Please state how many lines in the records contain the string "text", with no words besides the number.

+-------+

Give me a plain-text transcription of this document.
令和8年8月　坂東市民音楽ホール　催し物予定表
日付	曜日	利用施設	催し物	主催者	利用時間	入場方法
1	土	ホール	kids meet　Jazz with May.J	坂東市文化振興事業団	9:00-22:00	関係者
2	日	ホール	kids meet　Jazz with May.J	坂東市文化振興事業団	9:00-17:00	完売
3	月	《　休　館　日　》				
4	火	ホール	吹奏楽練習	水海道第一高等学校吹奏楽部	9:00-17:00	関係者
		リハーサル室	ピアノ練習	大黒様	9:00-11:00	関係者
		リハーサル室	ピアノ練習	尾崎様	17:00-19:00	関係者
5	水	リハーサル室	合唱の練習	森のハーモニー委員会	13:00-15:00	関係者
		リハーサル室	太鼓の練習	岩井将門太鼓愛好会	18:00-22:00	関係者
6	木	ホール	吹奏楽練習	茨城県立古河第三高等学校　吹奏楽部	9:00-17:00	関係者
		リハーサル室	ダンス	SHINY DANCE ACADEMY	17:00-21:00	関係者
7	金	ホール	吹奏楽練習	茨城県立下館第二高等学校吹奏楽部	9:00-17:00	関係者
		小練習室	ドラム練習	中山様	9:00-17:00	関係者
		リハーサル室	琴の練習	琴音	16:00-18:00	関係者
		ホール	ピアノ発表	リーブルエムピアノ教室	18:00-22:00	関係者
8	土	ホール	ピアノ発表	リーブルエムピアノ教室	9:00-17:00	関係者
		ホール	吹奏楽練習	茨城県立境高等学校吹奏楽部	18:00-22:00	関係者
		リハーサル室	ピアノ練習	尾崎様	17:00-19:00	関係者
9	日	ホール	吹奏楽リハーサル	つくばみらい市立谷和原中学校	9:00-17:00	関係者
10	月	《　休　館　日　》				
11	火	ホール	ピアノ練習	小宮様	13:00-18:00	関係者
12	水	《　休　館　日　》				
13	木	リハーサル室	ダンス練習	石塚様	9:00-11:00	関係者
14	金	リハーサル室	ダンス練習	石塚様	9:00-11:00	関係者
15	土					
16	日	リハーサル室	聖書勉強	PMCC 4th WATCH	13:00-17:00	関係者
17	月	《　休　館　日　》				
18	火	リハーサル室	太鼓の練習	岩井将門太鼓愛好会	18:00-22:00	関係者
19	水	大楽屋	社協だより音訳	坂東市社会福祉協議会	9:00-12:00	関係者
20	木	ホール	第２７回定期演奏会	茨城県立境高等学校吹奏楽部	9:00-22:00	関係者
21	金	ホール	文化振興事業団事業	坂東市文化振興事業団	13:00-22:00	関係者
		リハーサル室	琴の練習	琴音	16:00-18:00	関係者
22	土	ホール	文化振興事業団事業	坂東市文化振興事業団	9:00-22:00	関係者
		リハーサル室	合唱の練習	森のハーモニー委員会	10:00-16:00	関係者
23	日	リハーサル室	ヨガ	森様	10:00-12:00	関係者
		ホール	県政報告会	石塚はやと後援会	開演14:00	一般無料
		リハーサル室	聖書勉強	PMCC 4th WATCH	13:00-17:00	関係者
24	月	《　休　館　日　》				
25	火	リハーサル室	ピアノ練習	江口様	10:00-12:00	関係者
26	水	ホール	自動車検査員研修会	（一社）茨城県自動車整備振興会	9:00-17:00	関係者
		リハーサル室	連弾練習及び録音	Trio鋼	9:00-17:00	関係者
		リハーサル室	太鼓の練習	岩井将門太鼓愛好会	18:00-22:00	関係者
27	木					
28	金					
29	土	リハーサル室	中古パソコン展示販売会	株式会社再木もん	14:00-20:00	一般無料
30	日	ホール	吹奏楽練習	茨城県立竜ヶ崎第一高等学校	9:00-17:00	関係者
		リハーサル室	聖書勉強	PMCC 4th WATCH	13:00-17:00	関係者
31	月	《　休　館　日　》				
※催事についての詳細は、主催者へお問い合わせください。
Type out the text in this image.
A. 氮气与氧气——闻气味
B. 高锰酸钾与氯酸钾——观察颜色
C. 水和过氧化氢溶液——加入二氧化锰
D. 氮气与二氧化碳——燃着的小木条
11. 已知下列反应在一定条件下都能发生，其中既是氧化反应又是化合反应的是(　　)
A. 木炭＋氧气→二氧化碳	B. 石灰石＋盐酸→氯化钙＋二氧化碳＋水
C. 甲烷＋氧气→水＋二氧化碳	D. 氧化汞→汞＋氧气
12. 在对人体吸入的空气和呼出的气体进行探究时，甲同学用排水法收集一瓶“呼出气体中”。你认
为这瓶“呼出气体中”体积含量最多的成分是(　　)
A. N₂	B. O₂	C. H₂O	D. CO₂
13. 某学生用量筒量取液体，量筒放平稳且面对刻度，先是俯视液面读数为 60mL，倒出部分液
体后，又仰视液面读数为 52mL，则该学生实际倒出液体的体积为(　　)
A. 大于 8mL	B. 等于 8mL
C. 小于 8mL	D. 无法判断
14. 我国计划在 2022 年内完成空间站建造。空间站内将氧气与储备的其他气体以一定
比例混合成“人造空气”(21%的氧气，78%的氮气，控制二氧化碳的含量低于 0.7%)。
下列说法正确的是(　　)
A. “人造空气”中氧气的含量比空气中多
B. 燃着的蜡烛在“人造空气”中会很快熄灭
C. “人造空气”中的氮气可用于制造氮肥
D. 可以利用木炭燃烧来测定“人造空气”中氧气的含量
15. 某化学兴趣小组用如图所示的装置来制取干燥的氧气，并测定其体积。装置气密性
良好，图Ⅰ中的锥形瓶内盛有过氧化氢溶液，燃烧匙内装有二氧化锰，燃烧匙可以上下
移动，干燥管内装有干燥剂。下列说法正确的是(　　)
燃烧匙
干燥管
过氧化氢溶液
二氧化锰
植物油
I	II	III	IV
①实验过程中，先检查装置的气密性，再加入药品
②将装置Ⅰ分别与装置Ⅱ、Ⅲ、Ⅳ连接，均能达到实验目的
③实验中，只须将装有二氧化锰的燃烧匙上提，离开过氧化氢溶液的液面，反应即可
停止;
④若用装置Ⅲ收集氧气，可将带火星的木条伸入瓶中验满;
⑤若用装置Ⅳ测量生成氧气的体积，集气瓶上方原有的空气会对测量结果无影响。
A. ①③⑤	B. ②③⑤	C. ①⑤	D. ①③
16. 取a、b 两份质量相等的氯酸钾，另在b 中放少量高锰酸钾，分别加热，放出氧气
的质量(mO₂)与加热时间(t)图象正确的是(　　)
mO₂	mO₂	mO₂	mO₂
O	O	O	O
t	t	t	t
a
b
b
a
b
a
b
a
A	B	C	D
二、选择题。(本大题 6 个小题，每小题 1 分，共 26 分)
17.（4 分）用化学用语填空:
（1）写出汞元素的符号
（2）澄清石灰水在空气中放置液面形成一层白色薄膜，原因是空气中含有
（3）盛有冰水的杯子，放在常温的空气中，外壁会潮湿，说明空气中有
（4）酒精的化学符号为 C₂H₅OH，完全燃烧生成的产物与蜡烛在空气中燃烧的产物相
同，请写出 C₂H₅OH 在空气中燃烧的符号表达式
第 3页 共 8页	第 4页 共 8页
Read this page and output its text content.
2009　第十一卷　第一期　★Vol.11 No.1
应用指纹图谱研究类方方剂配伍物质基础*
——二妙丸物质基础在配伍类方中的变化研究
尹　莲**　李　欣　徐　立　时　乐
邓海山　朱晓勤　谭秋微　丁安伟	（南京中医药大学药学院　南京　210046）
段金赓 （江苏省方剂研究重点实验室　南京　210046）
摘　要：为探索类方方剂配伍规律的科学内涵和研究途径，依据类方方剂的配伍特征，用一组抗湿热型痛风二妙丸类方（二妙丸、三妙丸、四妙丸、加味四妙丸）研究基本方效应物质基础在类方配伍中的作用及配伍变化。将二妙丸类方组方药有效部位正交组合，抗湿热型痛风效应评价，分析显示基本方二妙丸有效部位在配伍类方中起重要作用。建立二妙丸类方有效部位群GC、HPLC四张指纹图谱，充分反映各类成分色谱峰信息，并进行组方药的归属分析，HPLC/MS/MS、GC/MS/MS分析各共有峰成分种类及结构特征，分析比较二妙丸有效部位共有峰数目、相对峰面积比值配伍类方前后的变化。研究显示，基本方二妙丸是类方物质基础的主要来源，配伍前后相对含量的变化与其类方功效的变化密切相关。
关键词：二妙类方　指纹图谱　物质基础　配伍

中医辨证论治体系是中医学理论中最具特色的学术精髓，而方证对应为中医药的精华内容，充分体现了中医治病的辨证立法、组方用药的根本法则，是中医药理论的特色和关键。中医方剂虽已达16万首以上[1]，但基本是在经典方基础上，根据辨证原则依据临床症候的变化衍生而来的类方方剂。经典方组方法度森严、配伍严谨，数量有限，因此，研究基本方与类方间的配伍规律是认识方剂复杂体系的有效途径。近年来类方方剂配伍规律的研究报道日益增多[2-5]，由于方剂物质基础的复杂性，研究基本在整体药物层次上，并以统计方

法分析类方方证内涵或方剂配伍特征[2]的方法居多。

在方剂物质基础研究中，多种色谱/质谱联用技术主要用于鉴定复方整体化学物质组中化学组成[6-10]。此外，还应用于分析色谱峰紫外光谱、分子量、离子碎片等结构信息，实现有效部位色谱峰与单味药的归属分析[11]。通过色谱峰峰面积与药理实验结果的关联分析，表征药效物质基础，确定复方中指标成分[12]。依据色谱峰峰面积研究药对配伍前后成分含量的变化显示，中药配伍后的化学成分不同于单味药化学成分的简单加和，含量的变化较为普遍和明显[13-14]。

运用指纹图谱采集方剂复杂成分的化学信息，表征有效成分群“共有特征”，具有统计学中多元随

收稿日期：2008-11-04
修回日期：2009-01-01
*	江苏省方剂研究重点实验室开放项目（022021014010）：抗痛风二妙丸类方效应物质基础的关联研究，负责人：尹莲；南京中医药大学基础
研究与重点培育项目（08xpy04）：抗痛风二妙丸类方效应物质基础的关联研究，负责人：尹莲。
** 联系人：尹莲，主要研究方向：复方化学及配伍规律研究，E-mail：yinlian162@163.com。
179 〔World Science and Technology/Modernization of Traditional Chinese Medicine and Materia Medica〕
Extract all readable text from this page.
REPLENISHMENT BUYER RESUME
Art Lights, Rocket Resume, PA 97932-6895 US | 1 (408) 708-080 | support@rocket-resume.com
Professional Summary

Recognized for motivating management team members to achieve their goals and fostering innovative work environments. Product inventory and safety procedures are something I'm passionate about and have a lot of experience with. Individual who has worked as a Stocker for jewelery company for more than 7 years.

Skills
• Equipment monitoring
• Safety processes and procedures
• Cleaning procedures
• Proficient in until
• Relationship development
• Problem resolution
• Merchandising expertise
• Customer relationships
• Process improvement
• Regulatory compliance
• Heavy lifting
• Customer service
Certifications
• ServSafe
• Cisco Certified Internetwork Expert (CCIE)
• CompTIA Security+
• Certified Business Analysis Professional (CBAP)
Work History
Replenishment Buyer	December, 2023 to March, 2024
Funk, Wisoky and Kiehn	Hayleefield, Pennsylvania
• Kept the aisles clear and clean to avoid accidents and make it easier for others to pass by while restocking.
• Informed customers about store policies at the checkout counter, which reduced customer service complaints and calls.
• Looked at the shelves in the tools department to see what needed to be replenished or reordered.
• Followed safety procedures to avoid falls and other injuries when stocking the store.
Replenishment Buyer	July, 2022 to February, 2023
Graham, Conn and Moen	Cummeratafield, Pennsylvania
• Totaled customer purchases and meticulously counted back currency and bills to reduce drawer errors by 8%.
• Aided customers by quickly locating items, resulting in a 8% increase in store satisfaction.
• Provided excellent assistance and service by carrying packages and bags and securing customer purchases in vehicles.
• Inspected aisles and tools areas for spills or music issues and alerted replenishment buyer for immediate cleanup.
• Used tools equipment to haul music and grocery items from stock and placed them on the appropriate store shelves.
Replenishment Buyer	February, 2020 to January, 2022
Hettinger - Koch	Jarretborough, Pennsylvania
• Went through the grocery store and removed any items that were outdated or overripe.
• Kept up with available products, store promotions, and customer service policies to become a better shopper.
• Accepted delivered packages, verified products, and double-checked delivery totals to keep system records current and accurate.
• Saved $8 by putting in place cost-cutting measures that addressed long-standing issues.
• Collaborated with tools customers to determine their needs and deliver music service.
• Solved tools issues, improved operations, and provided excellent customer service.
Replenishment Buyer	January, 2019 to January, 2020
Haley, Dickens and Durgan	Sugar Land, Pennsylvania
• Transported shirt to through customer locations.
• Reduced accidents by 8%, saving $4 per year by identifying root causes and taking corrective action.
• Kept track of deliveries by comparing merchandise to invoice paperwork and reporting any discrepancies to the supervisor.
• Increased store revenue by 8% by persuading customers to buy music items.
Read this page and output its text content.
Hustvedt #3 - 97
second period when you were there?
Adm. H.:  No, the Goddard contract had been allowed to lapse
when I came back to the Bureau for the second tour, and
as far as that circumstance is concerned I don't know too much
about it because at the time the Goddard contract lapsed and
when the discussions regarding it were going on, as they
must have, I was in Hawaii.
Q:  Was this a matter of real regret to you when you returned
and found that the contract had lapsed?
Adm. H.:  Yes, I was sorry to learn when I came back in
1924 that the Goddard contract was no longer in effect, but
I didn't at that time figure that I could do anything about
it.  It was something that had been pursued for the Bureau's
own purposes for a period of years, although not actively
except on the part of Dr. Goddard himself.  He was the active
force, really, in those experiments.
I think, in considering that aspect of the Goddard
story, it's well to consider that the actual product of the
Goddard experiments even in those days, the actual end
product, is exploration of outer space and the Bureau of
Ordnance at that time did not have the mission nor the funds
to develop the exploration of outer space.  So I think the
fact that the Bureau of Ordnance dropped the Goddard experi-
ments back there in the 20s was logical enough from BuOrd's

+-------+

▶ THE REPLY
5